# Goal
An exact copy of the records is required, minus the pictures they hold.

----- Information supplied -----

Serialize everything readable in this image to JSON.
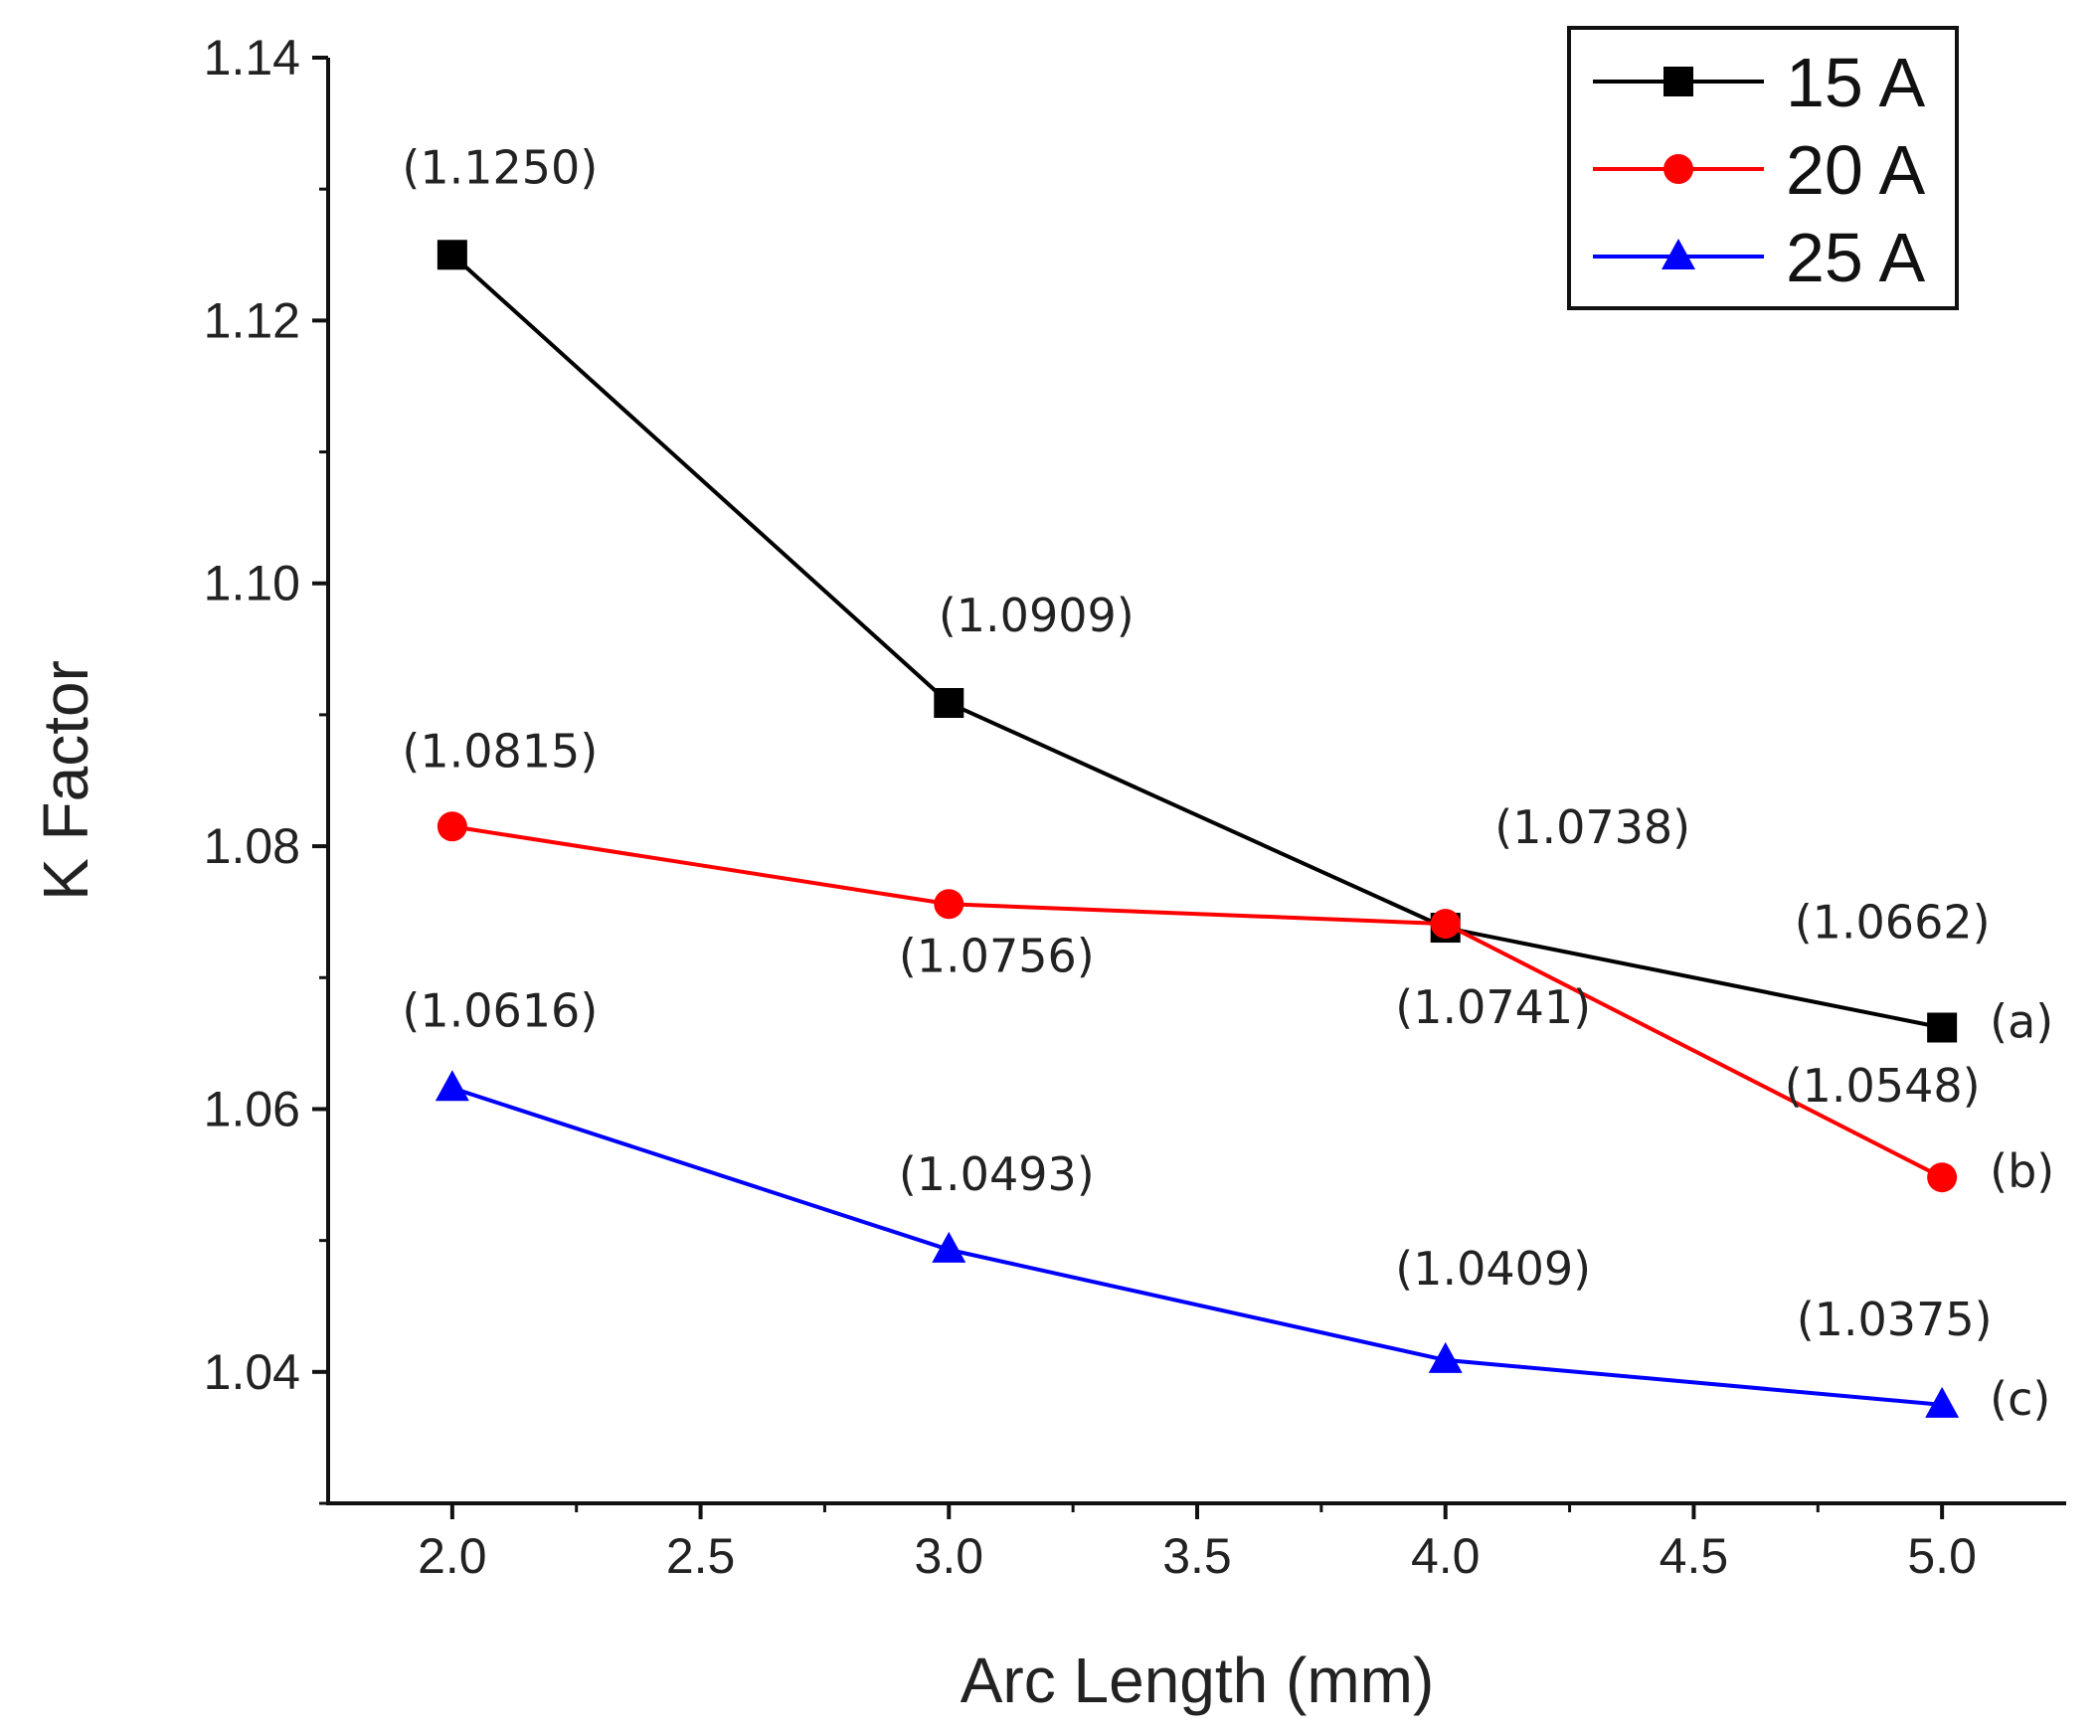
{
  "chart_data": {
    "type": "line",
    "xlabel": "Arc Length (mm)",
    "ylabel": "K Factor",
    "xlim": [
      1.75,
      5.25
    ],
    "ylim": [
      1.03,
      1.14
    ],
    "xticks": [
      "2.0",
      "2.5",
      "3.0",
      "3.5",
      "4.0",
      "4.5",
      "5.0"
    ],
    "yticks": [
      "1.04",
      "1.06",
      "1.08",
      "1.10",
      "1.12",
      "1.14"
    ],
    "x": [
      2.0,
      3.0,
      4.0,
      5.0
    ],
    "series": [
      {
        "name": "15 A",
        "color": "#000000",
        "marker": "square",
        "values": [
          1.125,
          1.0909,
          1.0738,
          1.0662
        ],
        "point_labels": [
          "(1.1250)",
          "(1.0909)",
          "(1.0738)",
          "(1.0662)"
        ],
        "curve_label": "(a)"
      },
      {
        "name": "20 A",
        "color": "#ff0000",
        "marker": "circle",
        "values": [
          1.0815,
          1.0756,
          1.0741,
          1.0548
        ],
        "point_labels": [
          "(1.0815)",
          "(1.0756)",
          "(1.0741)",
          "(1.0548)"
        ],
        "curve_label": "(b)"
      },
      {
        "name": "25 A",
        "color": "#0000ff",
        "marker": "triangle",
        "values": [
          1.0616,
          1.0493,
          1.0409,
          1.0375
        ],
        "point_labels": [
          "(1.0616)",
          "(1.0493)",
          "(1.0409)",
          "(1.0375)"
        ],
        "curve_label": "(c)"
      }
    ],
    "legend_position": "top-right",
    "grid": false
  }
}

-----

# Finished exercise
Serialize everything readable in this image to JSON.
{
  "chart_data": {
    "type": "line",
    "xlabel": "Arc Length (mm)",
    "ylabel": "K Factor",
    "xlim": [
      1.75,
      5.25
    ],
    "ylim": [
      1.03,
      1.14
    ],
    "xticks": [
      "2.0",
      "2.5",
      "3.0",
      "3.5",
      "4.0",
      "4.5",
      "5.0"
    ],
    "yticks": [
      "1.04",
      "1.06",
      "1.08",
      "1.10",
      "1.12",
      "1.14"
    ],
    "x": [
      2.0,
      3.0,
      4.0,
      5.0
    ],
    "series": [
      {
        "name": "15 A",
        "color": "#000000",
        "marker": "square",
        "values": [
          1.125,
          1.0909,
          1.0738,
          1.0662
        ],
        "point_labels": [
          "(1.1250)",
          "(1.0909)",
          "(1.0738)",
          "(1.0662)"
        ],
        "curve_label": "(a)"
      },
      {
        "name": "20 A",
        "color": "#ff0000",
        "marker": "circle",
        "values": [
          1.0815,
          1.0756,
          1.0741,
          1.0548
        ],
        "point_labels": [
          "(1.0815)",
          "(1.0756)",
          "(1.0741)",
          "(1.0548)"
        ],
        "curve_label": "(b)"
      },
      {
        "name": "25 A",
        "color": "#0000ff",
        "marker": "triangle",
        "values": [
          1.0616,
          1.0493,
          1.0409,
          1.0375
        ],
        "point_labels": [
          "(1.0616)",
          "(1.0493)",
          "(1.0409)",
          "(1.0375)"
        ],
        "curve_label": "(c)"
      }
    ],
    "legend_position": "top-right",
    "grid": false
  }
}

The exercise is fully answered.